═════ Information given ═════

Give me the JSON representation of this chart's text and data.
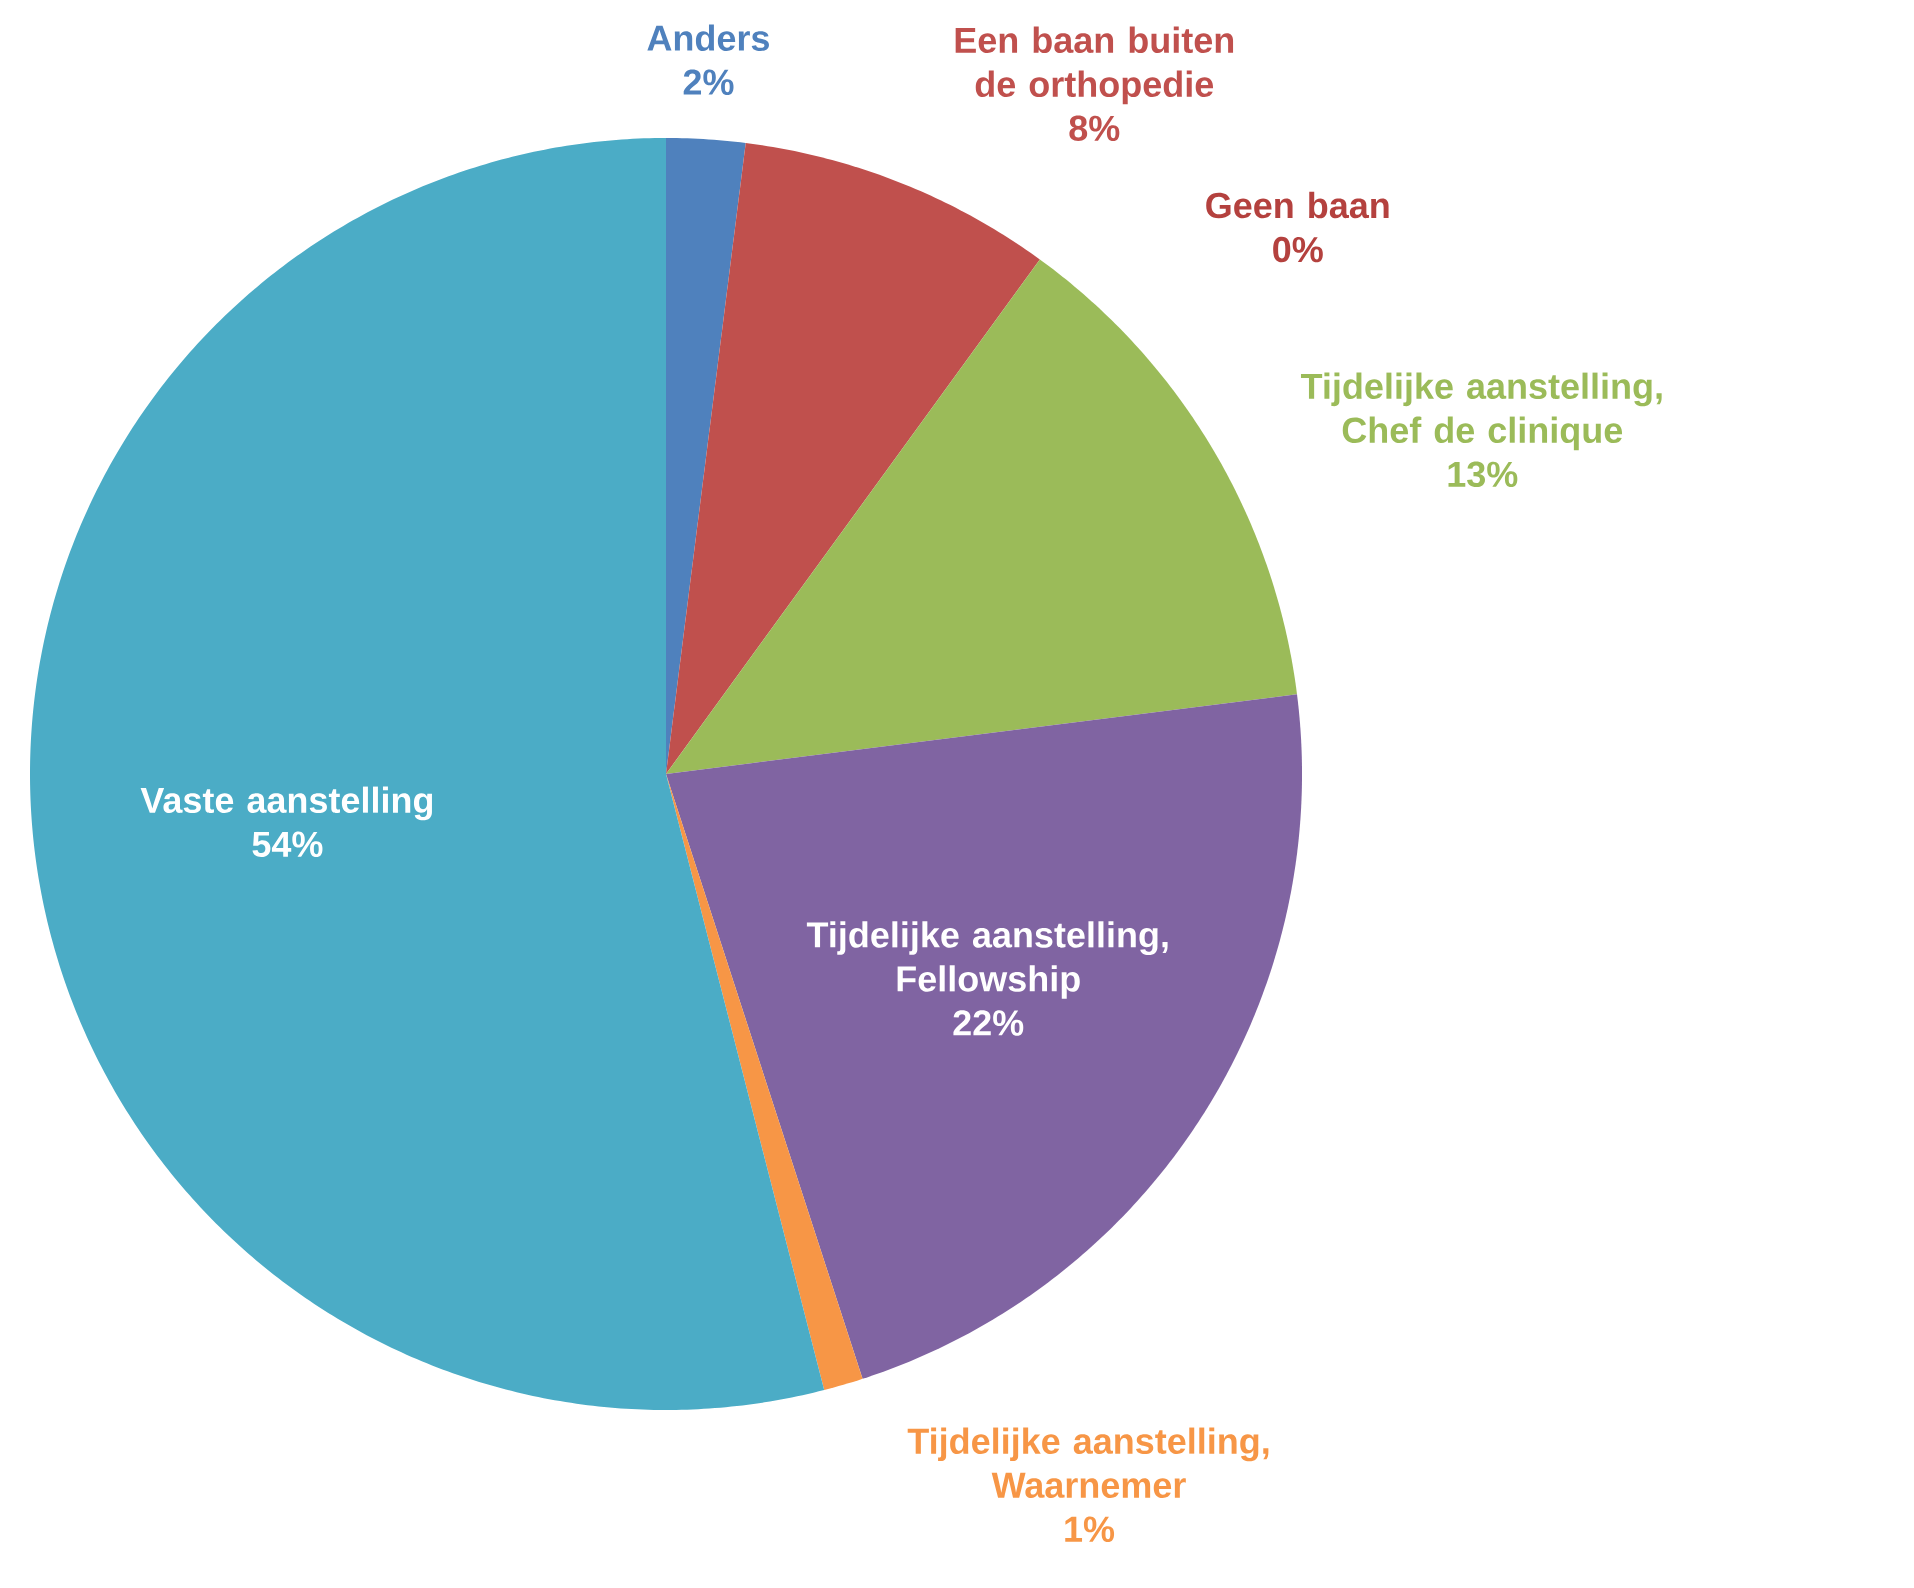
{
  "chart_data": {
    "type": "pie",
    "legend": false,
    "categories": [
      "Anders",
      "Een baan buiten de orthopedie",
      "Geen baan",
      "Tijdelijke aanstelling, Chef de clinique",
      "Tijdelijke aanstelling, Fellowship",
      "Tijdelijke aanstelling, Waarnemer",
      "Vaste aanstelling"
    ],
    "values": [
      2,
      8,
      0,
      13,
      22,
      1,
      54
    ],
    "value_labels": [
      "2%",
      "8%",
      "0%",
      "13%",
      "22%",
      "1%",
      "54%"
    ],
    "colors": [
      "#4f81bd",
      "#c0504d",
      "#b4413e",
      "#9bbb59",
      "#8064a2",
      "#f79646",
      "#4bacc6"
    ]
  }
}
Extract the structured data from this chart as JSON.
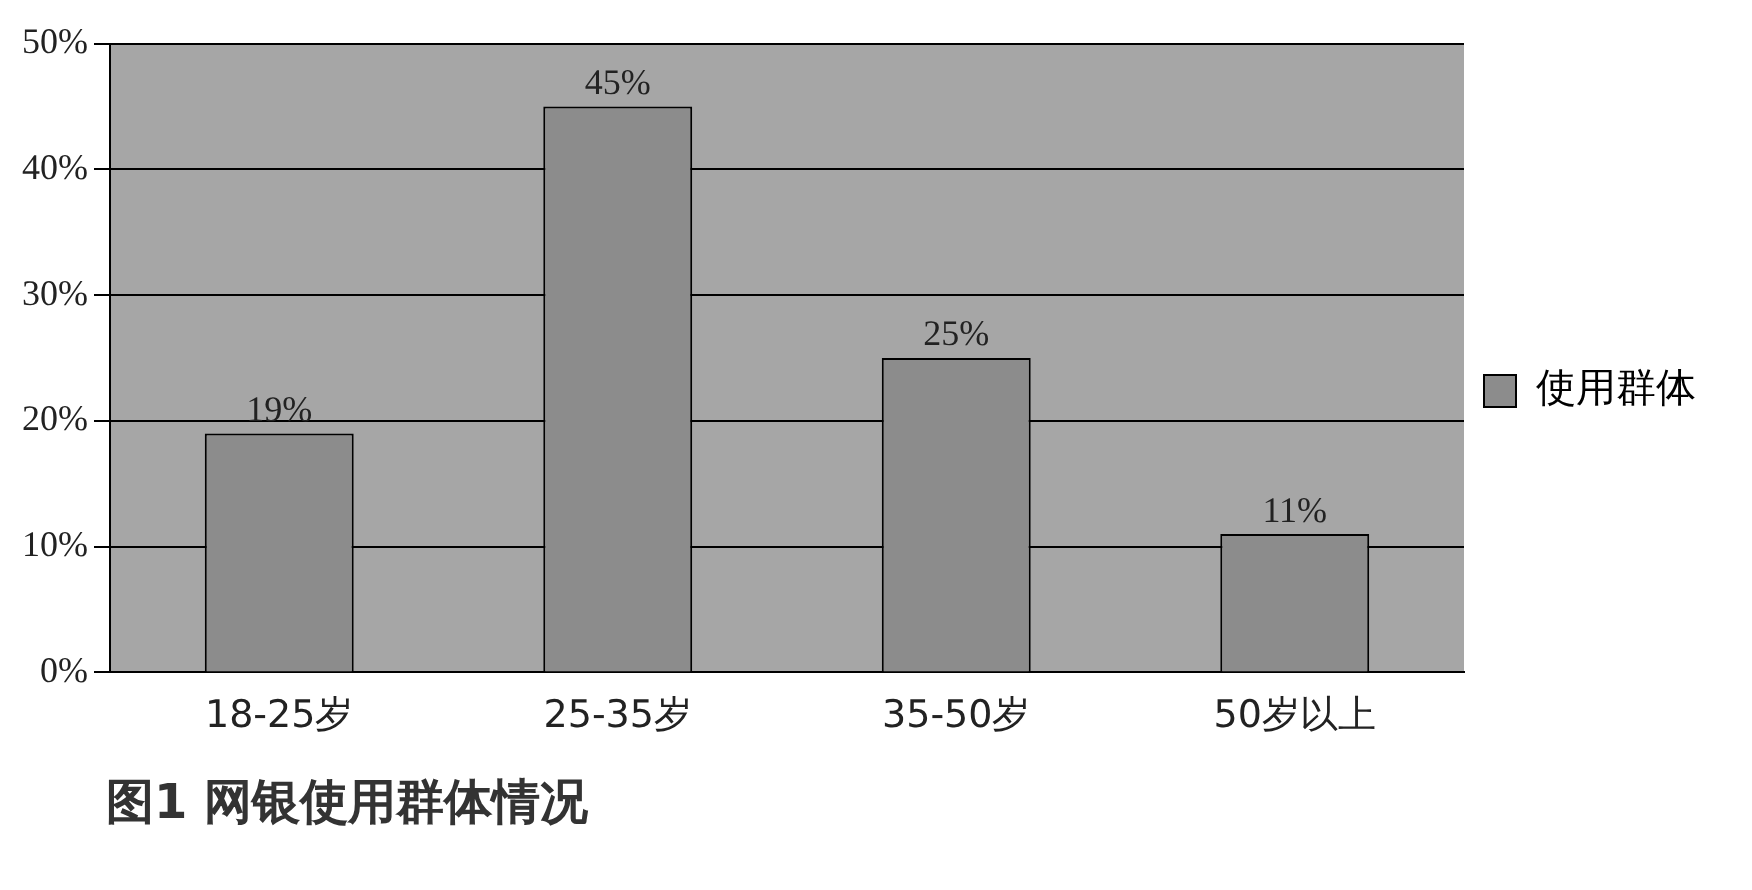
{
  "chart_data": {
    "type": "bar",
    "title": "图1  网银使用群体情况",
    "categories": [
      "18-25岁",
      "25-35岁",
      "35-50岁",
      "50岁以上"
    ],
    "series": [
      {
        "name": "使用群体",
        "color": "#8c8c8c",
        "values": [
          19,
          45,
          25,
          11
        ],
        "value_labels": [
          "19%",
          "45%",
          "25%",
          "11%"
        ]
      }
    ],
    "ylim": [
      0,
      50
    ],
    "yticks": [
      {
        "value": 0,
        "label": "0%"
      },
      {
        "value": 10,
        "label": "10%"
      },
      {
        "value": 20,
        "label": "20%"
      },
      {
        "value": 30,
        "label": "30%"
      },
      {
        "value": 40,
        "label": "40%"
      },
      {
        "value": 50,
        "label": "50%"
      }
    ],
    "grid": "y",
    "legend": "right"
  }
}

═════

Extract every line of the data exactly; pictures stay out.

- In response -
Give me the JSON representation of this chart's text and data.
{
  "chart_data": {
    "type": "pie",
    "legend": false,
    "categories": [
      "Anders",
      "Een baan buiten de orthopedie",
      "Geen baan",
      "Tijdelijke aanstelling, Chef de clinique",
      "Tijdelijke aanstelling, Fellowship",
      "Tijdelijke aanstelling, Waarnemer",
      "Vaste aanstelling"
    ],
    "values": [
      2,
      8,
      0,
      13,
      22,
      1,
      54
    ],
    "value_labels": [
      "2%",
      "8%",
      "0%",
      "13%",
      "22%",
      "1%",
      "54%"
    ],
    "colors": [
      "#4f81bd",
      "#c0504d",
      "#b4413e",
      "#9bbb59",
      "#8064a2",
      "#f79646",
      "#4bacc6"
    ]
  }
}
Extract the structured data from this chart as JSON.
{
  "chart_data": {
    "type": "bar",
    "title": "图1  网银使用群体情况",
    "categories": [
      "18-25岁",
      "25-35岁",
      "35-50岁",
      "50岁以上"
    ],
    "series": [
      {
        "name": "使用群体",
        "color": "#8c8c8c",
        "values": [
          19,
          45,
          25,
          11
        ],
        "value_labels": [
          "19%",
          "45%",
          "25%",
          "11%"
        ]
      }
    ],
    "ylim": [
      0,
      50
    ],
    "yticks": [
      {
        "value": 0,
        "label": "0%"
      },
      {
        "value": 10,
        "label": "10%"
      },
      {
        "value": 20,
        "label": "20%"
      },
      {
        "value": 30,
        "label": "30%"
      },
      {
        "value": 40,
        "label": "40%"
      },
      {
        "value": 50,
        "label": "50%"
      }
    ],
    "grid": "y",
    "legend": "right"
  }
}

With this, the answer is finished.